数据集记录:

________________

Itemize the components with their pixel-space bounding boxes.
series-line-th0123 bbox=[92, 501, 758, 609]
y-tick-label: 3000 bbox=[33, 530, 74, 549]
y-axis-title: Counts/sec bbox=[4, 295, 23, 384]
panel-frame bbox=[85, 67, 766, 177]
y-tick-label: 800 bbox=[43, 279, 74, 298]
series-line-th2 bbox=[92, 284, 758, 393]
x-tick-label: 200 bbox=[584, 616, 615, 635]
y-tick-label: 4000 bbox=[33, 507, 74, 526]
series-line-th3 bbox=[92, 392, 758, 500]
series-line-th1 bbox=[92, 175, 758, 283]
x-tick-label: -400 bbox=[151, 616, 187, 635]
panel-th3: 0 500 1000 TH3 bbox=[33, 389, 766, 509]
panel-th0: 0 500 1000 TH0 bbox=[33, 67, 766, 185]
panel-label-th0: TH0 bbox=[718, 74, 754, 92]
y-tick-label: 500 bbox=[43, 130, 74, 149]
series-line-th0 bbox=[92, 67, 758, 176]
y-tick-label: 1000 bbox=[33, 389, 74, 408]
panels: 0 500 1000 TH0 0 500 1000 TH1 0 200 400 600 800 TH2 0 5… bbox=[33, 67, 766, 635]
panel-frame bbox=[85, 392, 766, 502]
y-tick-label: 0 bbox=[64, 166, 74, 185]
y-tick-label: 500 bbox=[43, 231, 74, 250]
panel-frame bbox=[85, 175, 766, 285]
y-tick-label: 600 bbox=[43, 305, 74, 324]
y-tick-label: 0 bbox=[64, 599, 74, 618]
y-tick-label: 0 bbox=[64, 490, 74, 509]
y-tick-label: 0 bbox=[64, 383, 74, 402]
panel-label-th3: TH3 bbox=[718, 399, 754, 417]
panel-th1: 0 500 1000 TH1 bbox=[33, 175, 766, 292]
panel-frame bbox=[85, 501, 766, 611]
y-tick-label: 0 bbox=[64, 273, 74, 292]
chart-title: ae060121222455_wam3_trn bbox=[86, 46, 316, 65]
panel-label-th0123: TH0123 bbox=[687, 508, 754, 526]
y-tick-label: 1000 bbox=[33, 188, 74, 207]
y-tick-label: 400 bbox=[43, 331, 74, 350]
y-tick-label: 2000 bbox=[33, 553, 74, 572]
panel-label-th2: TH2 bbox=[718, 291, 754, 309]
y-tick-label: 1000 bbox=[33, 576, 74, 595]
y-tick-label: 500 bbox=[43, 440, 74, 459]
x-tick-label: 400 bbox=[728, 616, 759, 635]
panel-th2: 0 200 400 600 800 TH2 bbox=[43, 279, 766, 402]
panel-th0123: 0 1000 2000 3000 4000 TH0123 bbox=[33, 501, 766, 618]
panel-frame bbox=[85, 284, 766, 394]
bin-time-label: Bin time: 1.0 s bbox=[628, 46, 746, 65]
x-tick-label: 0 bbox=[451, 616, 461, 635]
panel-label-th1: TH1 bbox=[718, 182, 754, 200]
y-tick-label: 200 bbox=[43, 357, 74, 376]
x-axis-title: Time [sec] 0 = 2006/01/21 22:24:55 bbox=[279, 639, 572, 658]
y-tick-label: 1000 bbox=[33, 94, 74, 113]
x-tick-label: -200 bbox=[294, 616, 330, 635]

________________

* **任务内容**: 找出上面条目中所有包含字符串“frame”的行，把这些行逐一抄出来。

* **回答如下**:
panel-frame bbox=[85, 67, 766, 177]
panel-frame bbox=[85, 392, 766, 502]
panel-frame bbox=[85, 175, 766, 285]
panel-frame bbox=[85, 501, 766, 611]
panel-frame bbox=[85, 284, 766, 394]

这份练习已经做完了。